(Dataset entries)
★ ★ ★ ★

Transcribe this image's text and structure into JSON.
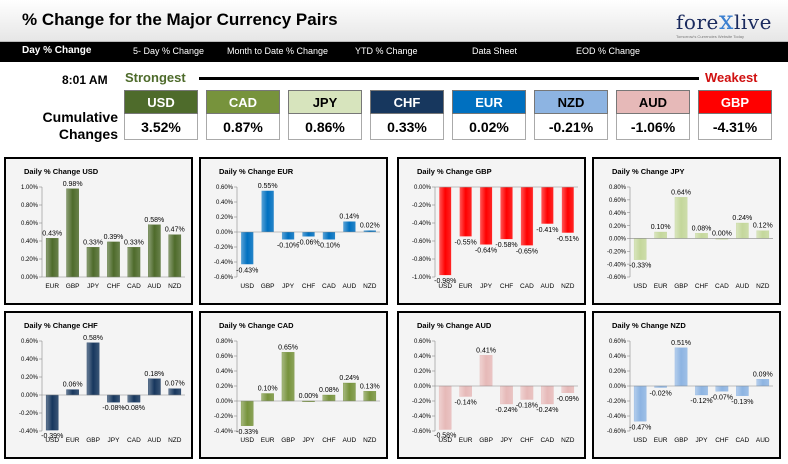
{
  "header": {
    "title": "% Change for the Major Currency Pairs",
    "logo_text_a": "fore",
    "logo_text_x": "x",
    "logo_text_b": "live",
    "logo_tagline": "Tomorrow's Currencies Website Today"
  },
  "nav": [
    "Day % Change",
    "5- Day % Change",
    "Month to Date % Change",
    "YTD % Change",
    "Data Sheet",
    "EOD % Change"
  ],
  "time": "8:01 AM",
  "strongest_label": "Strongest",
  "weakest_label": "Weakest",
  "cumulative_label": [
    "Cumulative",
    "Changes"
  ],
  "currencies": [
    {
      "name": "USD",
      "value": "3.52%",
      "color": "#4e6b2b",
      "text": "#ffffff"
    },
    {
      "name": "CAD",
      "value": "0.87%",
      "color": "#77933c",
      "text": "#ffffff"
    },
    {
      "name": "JPY",
      "value": "0.86%",
      "color": "#d7e4bd",
      "text": "#000000"
    },
    {
      "name": "CHF",
      "value": "0.33%",
      "color": "#17375e",
      "text": "#ffffff"
    },
    {
      "name": "EUR",
      "value": "0.02%",
      "color": "#0070c0",
      "text": "#ffffff"
    },
    {
      "name": "NZD",
      "value": "-0.21%",
      "color": "#8db4e2",
      "text": "#000000"
    },
    {
      "name": "AUD",
      "value": "-1.06%",
      "color": "#e6b9b8",
      "text": "#000000"
    },
    {
      "name": "GBP",
      "value": "-4.31%",
      "color": "#ff0000",
      "text": "#ffffff"
    }
  ],
  "chart_data": [
    {
      "type": "bar",
      "title": "Daily % Change USD",
      "categories": [
        "EUR",
        "GBP",
        "JPY",
        "CHF",
        "CAD",
        "AUD",
        "NZD"
      ],
      "values": [
        0.43,
        0.98,
        0.33,
        0.39,
        0.33,
        0.58,
        0.47
      ],
      "labels": [
        "0.43%",
        "0.98%",
        "0.33%",
        "0.39%",
        "0.33%",
        "0.58%",
        "0.47%"
      ],
      "ylim": [
        0,
        1.0
      ],
      "ticks": [
        0,
        0.2,
        0.4,
        0.6,
        0.8,
        1.0
      ],
      "tick_labels": [
        "0.00%",
        "0.20%",
        "0.40%",
        "0.60%",
        "0.80%",
        "1.00%"
      ],
      "color": "#4e6b2b"
    },
    {
      "type": "bar",
      "title": "Daily % Change EUR",
      "categories": [
        "USD",
        "GBP",
        "JPY",
        "CHF",
        "CAD",
        "AUD",
        "NZD"
      ],
      "values": [
        -0.43,
        0.55,
        -0.1,
        -0.06,
        -0.1,
        0.14,
        0.02
      ],
      "labels": [
        "-0.43%",
        "0.55%",
        "-0.10%",
        "-0.06%",
        "-0.10%",
        "0.14%",
        "0.02%"
      ],
      "ylim": [
        -0.6,
        0.6
      ],
      "ticks": [
        -0.6,
        -0.4,
        -0.2,
        0,
        0.2,
        0.4,
        0.6
      ],
      "tick_labels": [
        "-0.60%",
        "-0.40%",
        "-0.20%",
        "0.00%",
        "0.20%",
        "0.40%",
        "0.60%"
      ],
      "color": "#0070c0"
    },
    {
      "type": "bar",
      "title": "Daily % Change GBP",
      "categories": [
        "USD",
        "EUR",
        "JPY",
        "CHF",
        "CAD",
        "AUD",
        "NZD"
      ],
      "values": [
        -0.98,
        -0.55,
        -0.64,
        -0.58,
        -0.65,
        -0.41,
        -0.51
      ],
      "labels": [
        "-0.98%",
        "-0.55%",
        "-0.64%",
        "-0.58%",
        "-0.65%",
        "-0.41%",
        "-0.51%"
      ],
      "ylim": [
        -1.0,
        0
      ],
      "ticks": [
        -1.0,
        -0.8,
        -0.6,
        -0.4,
        -0.2,
        0
      ],
      "tick_labels": [
        "-1.00%",
        "-0.80%",
        "-0.60%",
        "-0.40%",
        "-0.20%",
        "0.00%"
      ],
      "color": "#ff0000"
    },
    {
      "type": "bar",
      "title": "Daily % Change JPY",
      "categories": [
        "USD",
        "EUR",
        "GBP",
        "CHF",
        "CAD",
        "AUD",
        "NZD"
      ],
      "values": [
        -0.33,
        0.1,
        0.64,
        0.08,
        0.0,
        0.24,
        0.12
      ],
      "labels": [
        "-0.33%",
        "0.10%",
        "0.64%",
        "0.08%",
        "0.00%",
        "0.24%",
        "0.12%"
      ],
      "ylim": [
        -0.6,
        0.8
      ],
      "ticks": [
        -0.6,
        -0.4,
        -0.2,
        0,
        0.2,
        0.4,
        0.6,
        0.8
      ],
      "tick_labels": [
        "-0.60%",
        "-0.40%",
        "-0.20%",
        "0.00%",
        "0.20%",
        "0.40%",
        "0.60%",
        "0.80%"
      ],
      "color": "#c4d79b"
    },
    {
      "type": "bar",
      "title": "Daily % Change CHF",
      "categories": [
        "USD",
        "EUR",
        "GBP",
        "JPY",
        "CAD",
        "AUD",
        "NZD"
      ],
      "values": [
        -0.39,
        0.06,
        0.58,
        -0.08,
        -0.08,
        0.18,
        0.07
      ],
      "labels": [
        "-0.39%",
        "0.06%",
        "0.58%",
        "-0.08%",
        "-0.08%",
        "0.18%",
        "0.07%"
      ],
      "ylim": [
        -0.4,
        0.6
      ],
      "ticks": [
        -0.4,
        -0.2,
        0,
        0.2,
        0.4,
        0.6
      ],
      "tick_labels": [
        "-0.40%",
        "-0.20%",
        "0.00%",
        "0.20%",
        "0.40%",
        "0.60%"
      ],
      "color": "#17375e"
    },
    {
      "type": "bar",
      "title": "Daily % Change CAD",
      "categories": [
        "USD",
        "EUR",
        "GBP",
        "JPY",
        "CHF",
        "AUD",
        "NZD"
      ],
      "values": [
        -0.33,
        0.1,
        0.65,
        0.0,
        0.08,
        0.24,
        0.13
      ],
      "labels": [
        "-0.33%",
        "0.10%",
        "0.65%",
        "0.00%",
        "0.08%",
        "0.24%",
        "0.13%"
      ],
      "ylim": [
        -0.4,
        0.8
      ],
      "ticks": [
        -0.4,
        -0.2,
        0,
        0.2,
        0.4,
        0.6,
        0.8
      ],
      "tick_labels": [
        "-0.40%",
        "-0.20%",
        "0.00%",
        "0.20%",
        "0.40%",
        "0.60%",
        "0.80%"
      ],
      "color": "#77933c"
    },
    {
      "type": "bar",
      "title": "Daily % Change AUD",
      "categories": [
        "USD",
        "EUR",
        "GBP",
        "JPY",
        "CHF",
        "CAD",
        "NZD"
      ],
      "values": [
        -0.58,
        -0.14,
        0.41,
        -0.24,
        -0.18,
        -0.24,
        -0.09
      ],
      "labels": [
        "-0.58%",
        "-0.14%",
        "0.41%",
        "-0.24%",
        "-0.18%",
        "-0.24%",
        "-0.09%"
      ],
      "ylim": [
        -0.6,
        0.6
      ],
      "ticks": [
        -0.6,
        -0.4,
        -0.2,
        0,
        0.2,
        0.4,
        0.6
      ],
      "tick_labels": [
        "-0.60%",
        "-0.40%",
        "-0.20%",
        "0.00%",
        "0.20%",
        "0.40%",
        "0.60%"
      ],
      "color": "#e6b9b8"
    },
    {
      "type": "bar",
      "title": "Daily % Change NZD",
      "categories": [
        "USD",
        "EUR",
        "GBP",
        "JPY",
        "CHF",
        "CAD",
        "AUD"
      ],
      "values": [
        -0.47,
        -0.02,
        0.51,
        -0.12,
        -0.07,
        -0.13,
        0.09
      ],
      "labels": [
        "-0.47%",
        "-0.02%",
        "0.51%",
        "-0.12%",
        "-0.07%",
        "-0.13%",
        "0.09%"
      ],
      "ylim": [
        -0.6,
        0.6
      ],
      "ticks": [
        -0.6,
        -0.4,
        -0.2,
        0,
        0.2,
        0.4,
        0.6
      ],
      "tick_labels": [
        "-0.60%",
        "-0.40%",
        "-0.20%",
        "0.00%",
        "0.20%",
        "0.40%",
        "0.60%"
      ],
      "color": "#8db4e2"
    }
  ]
}
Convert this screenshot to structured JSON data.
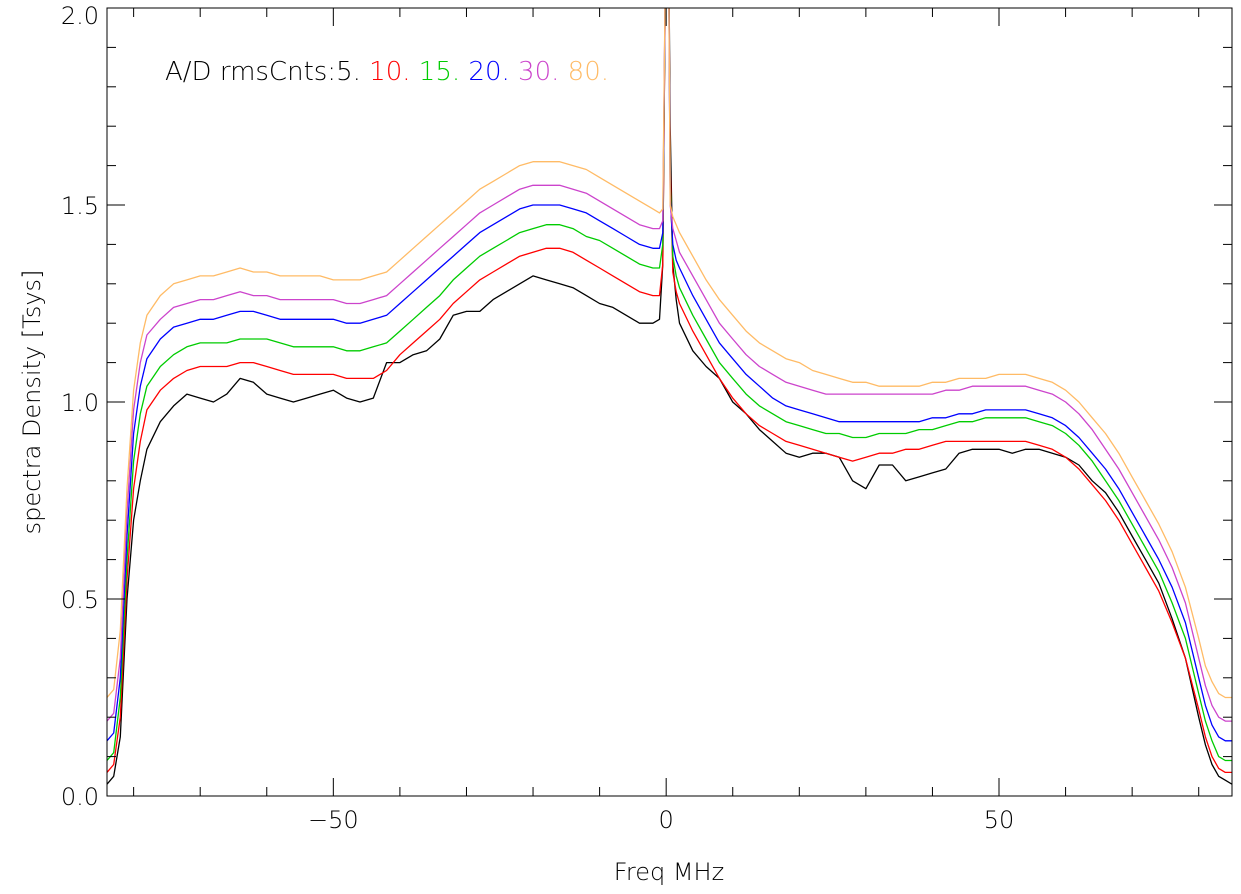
{
  "chart_data": {
    "type": "line",
    "xlabel": "Freq MHz",
    "ylabel": "spectra Density [Tsys]",
    "xlim": [
      -84,
      85
    ],
    "ylim": [
      0.0,
      2.0
    ],
    "x_ticks": [
      -50,
      0,
      50
    ],
    "x_tick_labels": [
      "−50",
      "0",
      "50"
    ],
    "y_ticks": [
      0.0,
      0.5,
      1.0,
      1.5,
      2.0
    ],
    "y_tick_labels": [
      "0.0",
      "0.5",
      "1.0",
      "1.5",
      "2.0"
    ],
    "legend": {
      "prefix": "A/D rmsCnts:",
      "placement": "top-left",
      "entries": [
        "5.",
        "10.",
        "15.",
        "20.",
        "30.",
        "80."
      ]
    },
    "grid": false,
    "series": [
      {
        "name": "5.",
        "color": "#000000",
        "x": [
          -84,
          -83,
          -82,
          -81,
          -80,
          -79,
          -78,
          -76,
          -74,
          -72,
          -70,
          -68,
          -66,
          -64,
          -62,
          -60,
          -58,
          -56,
          -54,
          -52,
          -50,
          -48,
          -46,
          -44,
          -42,
          -40,
          -38,
          -36,
          -34,
          -32,
          -30,
          -28,
          -26,
          -24,
          -22,
          -20,
          -18,
          -16,
          -14,
          -12,
          -10,
          -8,
          -6,
          -4,
          -2,
          -1,
          -0.5,
          0,
          0.3,
          0.6,
          1,
          1.5,
          2,
          4,
          6,
          8,
          10,
          12,
          14,
          16,
          18,
          20,
          22,
          24,
          26,
          28,
          30,
          32,
          34,
          36,
          38,
          40,
          42,
          44,
          46,
          48,
          50,
          52,
          54,
          56,
          58,
          60,
          62,
          64,
          66,
          68,
          70,
          72,
          74,
          76,
          78,
          80,
          81,
          82,
          83,
          84,
          85
        ],
        "y": [
          0.03,
          0.05,
          0.15,
          0.5,
          0.7,
          0.8,
          0.88,
          0.95,
          0.99,
          1.02,
          1.01,
          1.0,
          1.02,
          1.06,
          1.05,
          1.02,
          1.01,
          1.0,
          1.01,
          1.02,
          1.03,
          1.01,
          1.0,
          1.01,
          1.1,
          1.1,
          1.12,
          1.13,
          1.16,
          1.22,
          1.23,
          1.23,
          1.26,
          1.28,
          1.3,
          1.32,
          1.31,
          1.3,
          1.29,
          1.27,
          1.25,
          1.24,
          1.22,
          1.2,
          1.2,
          1.21,
          1.35,
          2.3,
          2.3,
          1.7,
          1.35,
          1.26,
          1.2,
          1.13,
          1.09,
          1.06,
          1.0,
          0.97,
          0.93,
          0.9,
          0.87,
          0.86,
          0.87,
          0.87,
          0.86,
          0.8,
          0.78,
          0.84,
          0.84,
          0.8,
          0.81,
          0.82,
          0.83,
          0.87,
          0.88,
          0.88,
          0.88,
          0.87,
          0.88,
          0.88,
          0.87,
          0.86,
          0.84,
          0.8,
          0.77,
          0.72,
          0.66,
          0.6,
          0.54,
          0.45,
          0.35,
          0.2,
          0.13,
          0.08,
          0.05,
          0.04,
          0.03
        ]
      },
      {
        "name": "10.",
        "color": "#ff0000",
        "x": [
          -84,
          -83,
          -82,
          -81,
          -80,
          -79,
          -78,
          -76,
          -74,
          -72,
          -70,
          -68,
          -66,
          -64,
          -62,
          -60,
          -58,
          -56,
          -54,
          -52,
          -50,
          -48,
          -46,
          -44,
          -42,
          -40,
          -38,
          -36,
          -34,
          -32,
          -30,
          -28,
          -26,
          -24,
          -22,
          -20,
          -18,
          -16,
          -14,
          -12,
          -10,
          -8,
          -6,
          -4,
          -2,
          -1,
          -0.5,
          0,
          0.3,
          0.6,
          1,
          1.5,
          2,
          4,
          6,
          8,
          10,
          12,
          14,
          16,
          18,
          20,
          22,
          24,
          26,
          28,
          30,
          32,
          34,
          36,
          38,
          40,
          42,
          44,
          46,
          48,
          50,
          52,
          54,
          56,
          58,
          60,
          62,
          64,
          66,
          68,
          70,
          72,
          74,
          76,
          78,
          80,
          81,
          82,
          83,
          84,
          85
        ],
        "y": [
          0.06,
          0.08,
          0.2,
          0.55,
          0.78,
          0.9,
          0.98,
          1.03,
          1.06,
          1.08,
          1.09,
          1.09,
          1.09,
          1.1,
          1.1,
          1.09,
          1.08,
          1.07,
          1.07,
          1.07,
          1.07,
          1.06,
          1.06,
          1.06,
          1.08,
          1.12,
          1.15,
          1.18,
          1.21,
          1.25,
          1.28,
          1.31,
          1.33,
          1.35,
          1.37,
          1.38,
          1.39,
          1.39,
          1.38,
          1.36,
          1.34,
          1.32,
          1.3,
          1.28,
          1.27,
          1.27,
          1.35,
          2.3,
          2.3,
          1.6,
          1.33,
          1.28,
          1.25,
          1.18,
          1.12,
          1.06,
          1.01,
          0.97,
          0.94,
          0.92,
          0.9,
          0.89,
          0.88,
          0.87,
          0.86,
          0.85,
          0.86,
          0.87,
          0.87,
          0.88,
          0.88,
          0.89,
          0.9,
          0.9,
          0.9,
          0.9,
          0.9,
          0.9,
          0.9,
          0.89,
          0.88,
          0.86,
          0.83,
          0.79,
          0.75,
          0.7,
          0.64,
          0.58,
          0.52,
          0.44,
          0.35,
          0.22,
          0.15,
          0.1,
          0.07,
          0.06,
          0.06
        ]
      },
      {
        "name": "15.",
        "color": "#00cc00",
        "x": [
          -84,
          -83,
          -82,
          -81,
          -80,
          -79,
          -78,
          -76,
          -74,
          -72,
          -70,
          -68,
          -66,
          -64,
          -62,
          -60,
          -58,
          -56,
          -54,
          -52,
          -50,
          -48,
          -46,
          -44,
          -42,
          -40,
          -38,
          -36,
          -34,
          -32,
          -30,
          -28,
          -26,
          -24,
          -22,
          -20,
          -18,
          -16,
          -14,
          -12,
          -10,
          -8,
          -6,
          -4,
          -2,
          -1,
          -0.5,
          0,
          0.3,
          0.6,
          1,
          1.5,
          2,
          4,
          6,
          8,
          10,
          12,
          14,
          16,
          18,
          20,
          22,
          24,
          26,
          28,
          30,
          32,
          34,
          36,
          38,
          40,
          42,
          44,
          46,
          48,
          50,
          52,
          54,
          56,
          58,
          60,
          62,
          64,
          66,
          68,
          70,
          72,
          74,
          76,
          78,
          80,
          81,
          82,
          83,
          84,
          85
        ],
        "y": [
          0.09,
          0.11,
          0.25,
          0.6,
          0.85,
          0.97,
          1.04,
          1.09,
          1.12,
          1.14,
          1.15,
          1.15,
          1.15,
          1.16,
          1.16,
          1.16,
          1.15,
          1.14,
          1.14,
          1.14,
          1.14,
          1.13,
          1.13,
          1.14,
          1.15,
          1.18,
          1.21,
          1.24,
          1.27,
          1.31,
          1.34,
          1.37,
          1.39,
          1.41,
          1.43,
          1.44,
          1.45,
          1.45,
          1.44,
          1.42,
          1.41,
          1.39,
          1.37,
          1.35,
          1.34,
          1.34,
          1.4,
          2.3,
          2.3,
          1.55,
          1.37,
          1.32,
          1.29,
          1.22,
          1.16,
          1.1,
          1.06,
          1.02,
          0.99,
          0.97,
          0.95,
          0.94,
          0.93,
          0.92,
          0.92,
          0.91,
          0.91,
          0.92,
          0.92,
          0.92,
          0.93,
          0.93,
          0.94,
          0.95,
          0.95,
          0.96,
          0.96,
          0.96,
          0.96,
          0.95,
          0.94,
          0.92,
          0.89,
          0.85,
          0.8,
          0.75,
          0.69,
          0.63,
          0.57,
          0.49,
          0.4,
          0.26,
          0.19,
          0.14,
          0.1,
          0.09,
          0.09
        ]
      },
      {
        "name": "20.",
        "color": "#0000ff",
        "x": [
          -84,
          -83,
          -82,
          -81,
          -80,
          -79,
          -78,
          -76,
          -74,
          -72,
          -70,
          -68,
          -66,
          -64,
          -62,
          -60,
          -58,
          -56,
          -54,
          -52,
          -50,
          -48,
          -46,
          -44,
          -42,
          -40,
          -38,
          -36,
          -34,
          -32,
          -30,
          -28,
          -26,
          -24,
          -22,
          -20,
          -18,
          -16,
          -14,
          -12,
          -10,
          -8,
          -6,
          -4,
          -2,
          -1,
          -0.5,
          0,
          0.3,
          0.6,
          1,
          1.5,
          2,
          4,
          6,
          8,
          10,
          12,
          14,
          16,
          18,
          20,
          22,
          24,
          26,
          28,
          30,
          32,
          34,
          36,
          38,
          40,
          42,
          44,
          46,
          48,
          50,
          52,
          54,
          56,
          58,
          60,
          62,
          64,
          66,
          68,
          70,
          72,
          74,
          76,
          78,
          80,
          81,
          82,
          83,
          84,
          85
        ],
        "y": [
          0.14,
          0.16,
          0.3,
          0.66,
          0.92,
          1.04,
          1.11,
          1.16,
          1.19,
          1.2,
          1.21,
          1.21,
          1.22,
          1.23,
          1.23,
          1.22,
          1.21,
          1.21,
          1.21,
          1.21,
          1.21,
          1.2,
          1.2,
          1.21,
          1.22,
          1.25,
          1.28,
          1.31,
          1.34,
          1.37,
          1.4,
          1.43,
          1.45,
          1.47,
          1.49,
          1.5,
          1.5,
          1.5,
          1.49,
          1.48,
          1.46,
          1.44,
          1.42,
          1.4,
          1.39,
          1.39,
          1.43,
          2.3,
          2.3,
          1.52,
          1.4,
          1.36,
          1.34,
          1.27,
          1.21,
          1.15,
          1.11,
          1.07,
          1.04,
          1.01,
          0.99,
          0.98,
          0.97,
          0.96,
          0.95,
          0.95,
          0.95,
          0.95,
          0.95,
          0.95,
          0.95,
          0.96,
          0.96,
          0.97,
          0.97,
          0.98,
          0.98,
          0.98,
          0.98,
          0.97,
          0.96,
          0.94,
          0.91,
          0.87,
          0.83,
          0.78,
          0.72,
          0.66,
          0.6,
          0.53,
          0.44,
          0.3,
          0.23,
          0.18,
          0.15,
          0.14,
          0.14
        ]
      },
      {
        "name": "30.",
        "color": "#cc44cc",
        "x": [
          -84,
          -83,
          -82,
          -81,
          -80,
          -79,
          -78,
          -76,
          -74,
          -72,
          -70,
          -68,
          -66,
          -64,
          -62,
          -60,
          -58,
          -56,
          -54,
          -52,
          -50,
          -48,
          -46,
          -44,
          -42,
          -40,
          -38,
          -36,
          -34,
          -32,
          -30,
          -28,
          -26,
          -24,
          -22,
          -20,
          -18,
          -16,
          -14,
          -12,
          -10,
          -8,
          -6,
          -4,
          -2,
          -1,
          -0.5,
          0,
          0.3,
          0.6,
          1,
          1.5,
          2,
          4,
          6,
          8,
          10,
          12,
          14,
          16,
          18,
          20,
          22,
          24,
          26,
          28,
          30,
          32,
          34,
          36,
          38,
          40,
          42,
          44,
          46,
          48,
          50,
          52,
          54,
          56,
          58,
          60,
          62,
          64,
          66,
          68,
          70,
          72,
          74,
          76,
          78,
          80,
          81,
          82,
          83,
          84,
          85
        ],
        "y": [
          0.19,
          0.21,
          0.35,
          0.72,
          0.98,
          1.1,
          1.17,
          1.21,
          1.24,
          1.25,
          1.26,
          1.26,
          1.27,
          1.28,
          1.27,
          1.27,
          1.26,
          1.26,
          1.26,
          1.26,
          1.26,
          1.25,
          1.25,
          1.26,
          1.27,
          1.3,
          1.33,
          1.36,
          1.39,
          1.42,
          1.45,
          1.48,
          1.5,
          1.52,
          1.54,
          1.55,
          1.55,
          1.55,
          1.54,
          1.53,
          1.51,
          1.49,
          1.47,
          1.45,
          1.44,
          1.44,
          1.46,
          2.3,
          2.3,
          1.5,
          1.44,
          1.41,
          1.38,
          1.32,
          1.26,
          1.2,
          1.16,
          1.12,
          1.09,
          1.07,
          1.05,
          1.04,
          1.03,
          1.02,
          1.02,
          1.02,
          1.02,
          1.02,
          1.02,
          1.02,
          1.02,
          1.02,
          1.03,
          1.03,
          1.04,
          1.04,
          1.04,
          1.04,
          1.04,
          1.03,
          1.02,
          1.0,
          0.97,
          0.93,
          0.88,
          0.83,
          0.77,
          0.71,
          0.65,
          0.58,
          0.49,
          0.35,
          0.28,
          0.23,
          0.2,
          0.19,
          0.19
        ]
      },
      {
        "name": "80.",
        "color": "#ffbb66",
        "x": [
          -84,
          -83,
          -82,
          -81,
          -80,
          -79,
          -78,
          -76,
          -74,
          -72,
          -70,
          -68,
          -66,
          -64,
          -62,
          -60,
          -58,
          -56,
          -54,
          -52,
          -50,
          -48,
          -46,
          -44,
          -42,
          -40,
          -38,
          -36,
          -34,
          -32,
          -30,
          -28,
          -26,
          -24,
          -22,
          -20,
          -18,
          -16,
          -14,
          -12,
          -10,
          -8,
          -6,
          -4,
          -2,
          -1,
          -0.5,
          0,
          0.3,
          0.6,
          1,
          1.5,
          2,
          4,
          6,
          8,
          10,
          12,
          14,
          16,
          18,
          20,
          22,
          24,
          26,
          28,
          30,
          32,
          34,
          36,
          38,
          40,
          42,
          44,
          46,
          48,
          50,
          52,
          54,
          56,
          58,
          60,
          62,
          64,
          66,
          68,
          70,
          72,
          74,
          76,
          78,
          80,
          81,
          82,
          83,
          84,
          85
        ],
        "y": [
          0.25,
          0.27,
          0.42,
          0.78,
          1.03,
          1.15,
          1.22,
          1.27,
          1.3,
          1.31,
          1.32,
          1.32,
          1.33,
          1.34,
          1.33,
          1.33,
          1.32,
          1.32,
          1.32,
          1.32,
          1.31,
          1.31,
          1.31,
          1.32,
          1.33,
          1.36,
          1.39,
          1.42,
          1.45,
          1.48,
          1.51,
          1.54,
          1.56,
          1.58,
          1.6,
          1.61,
          1.61,
          1.61,
          1.6,
          1.59,
          1.57,
          1.55,
          1.53,
          1.51,
          1.49,
          1.48,
          1.49,
          2.3,
          2.3,
          1.5,
          1.47,
          1.45,
          1.43,
          1.37,
          1.31,
          1.26,
          1.22,
          1.18,
          1.15,
          1.13,
          1.11,
          1.1,
          1.08,
          1.07,
          1.06,
          1.05,
          1.05,
          1.04,
          1.04,
          1.04,
          1.04,
          1.05,
          1.05,
          1.06,
          1.06,
          1.06,
          1.07,
          1.07,
          1.07,
          1.06,
          1.05,
          1.03,
          1.0,
          0.96,
          0.92,
          0.87,
          0.81,
          0.75,
          0.69,
          0.62,
          0.53,
          0.4,
          0.33,
          0.29,
          0.26,
          0.25,
          0.25
        ]
      }
    ]
  }
}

★ ★ ★ ★

▶ _Task to carry out_
Return a copy of every line that includes the word "title".

▶ _Task output_
    "title": "% Change for the Major Currency Pairs",
      "title": "Daily % Change USD",
      "title": "Daily % Change EUR",
      "title": "Daily % Change GBP",
      "title": "Daily % Change JPY",
      "title": "Daily % Change CHF",
      "title": "Daily % Change CAD",
      "title": "Daily % Change AUD",
      "title": "Daily % Change NZD",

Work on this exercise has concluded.